** start of Dataset content **
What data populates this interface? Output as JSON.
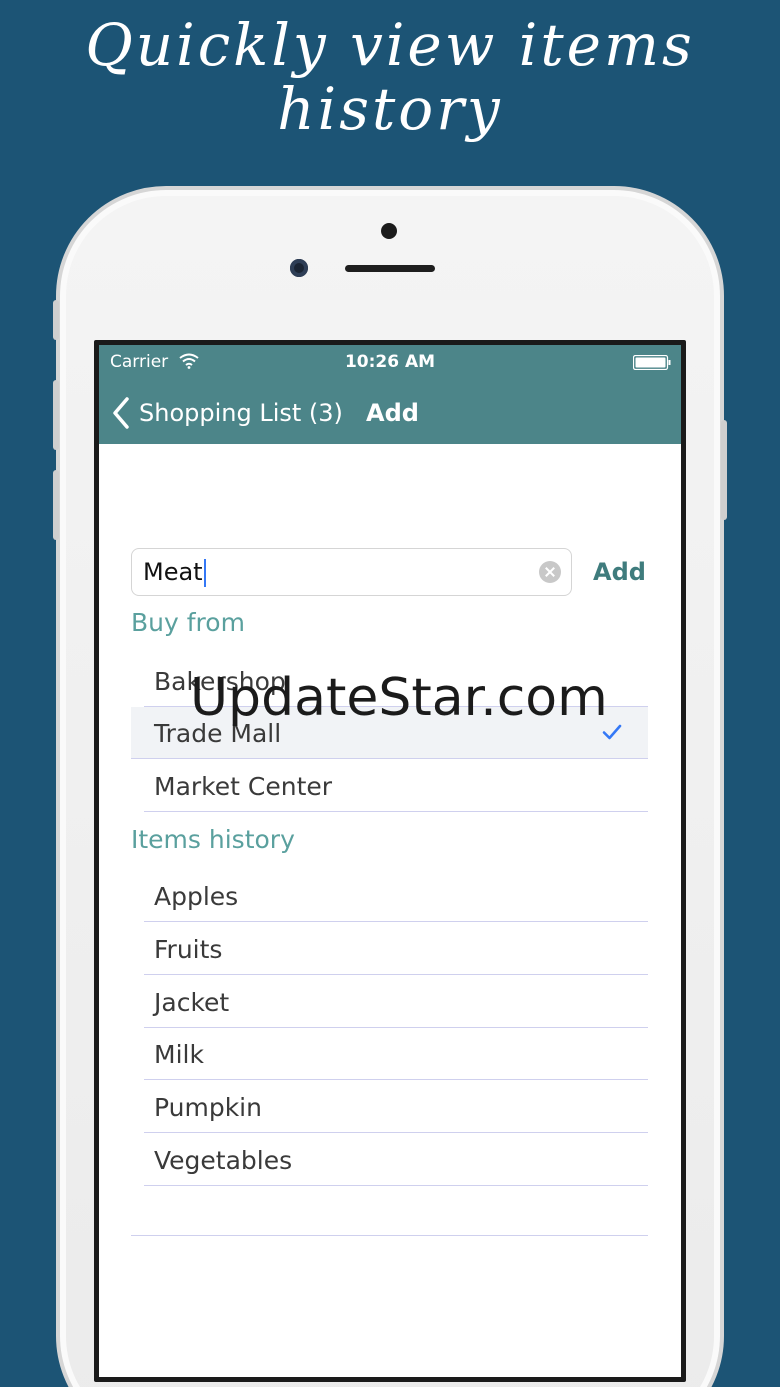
{
  "headline": {
    "line1": "Quickly view items",
    "line2": "history"
  },
  "status_bar": {
    "carrier": "Carrier",
    "time": "10:26 AM"
  },
  "nav": {
    "back_label": "Shopping List (3)",
    "title": "Add"
  },
  "search": {
    "value": "Meat",
    "add_label": "Add"
  },
  "buy_from": {
    "header": "Buy from",
    "items": [
      {
        "label": "Bakershop",
        "selected": false
      },
      {
        "label": "Trade Mall",
        "selected": true
      },
      {
        "label": "Market Center",
        "selected": false
      }
    ]
  },
  "history": {
    "header": "Items history",
    "items": [
      "Apples",
      "Fruits",
      "Jacket",
      "Milk",
      "Pumpkin",
      "Vegetables"
    ]
  },
  "watermark": "UpdateStar.com",
  "colors": {
    "background": "#1c5475",
    "navbar": "#4c8589",
    "accent": "#5aa09e",
    "check": "#3478f6"
  }
}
** end of Dataset content **
> [What the task requires]:
Without the images, write out each line of the data verbatim.

> [The result]:
What data populates this interface? Output as JSON.
{
  "headline": {
    "line1": "Quickly view items",
    "line2": "history"
  },
  "status_bar": {
    "carrier": "Carrier",
    "time": "10:26 AM"
  },
  "nav": {
    "back_label": "Shopping List (3)",
    "title": "Add"
  },
  "search": {
    "value": "Meat",
    "add_label": "Add"
  },
  "buy_from": {
    "header": "Buy from",
    "items": [
      {
        "label": "Bakershop",
        "selected": false
      },
      {
        "label": "Trade Mall",
        "selected": true
      },
      {
        "label": "Market Center",
        "selected": false
      }
    ]
  },
  "history": {
    "header": "Items history",
    "items": [
      "Apples",
      "Fruits",
      "Jacket",
      "Milk",
      "Pumpkin",
      "Vegetables"
    ]
  },
  "watermark": "UpdateStar.com",
  "colors": {
    "background": "#1c5475",
    "navbar": "#4c8589",
    "accent": "#5aa09e",
    "check": "#3478f6"
  }
}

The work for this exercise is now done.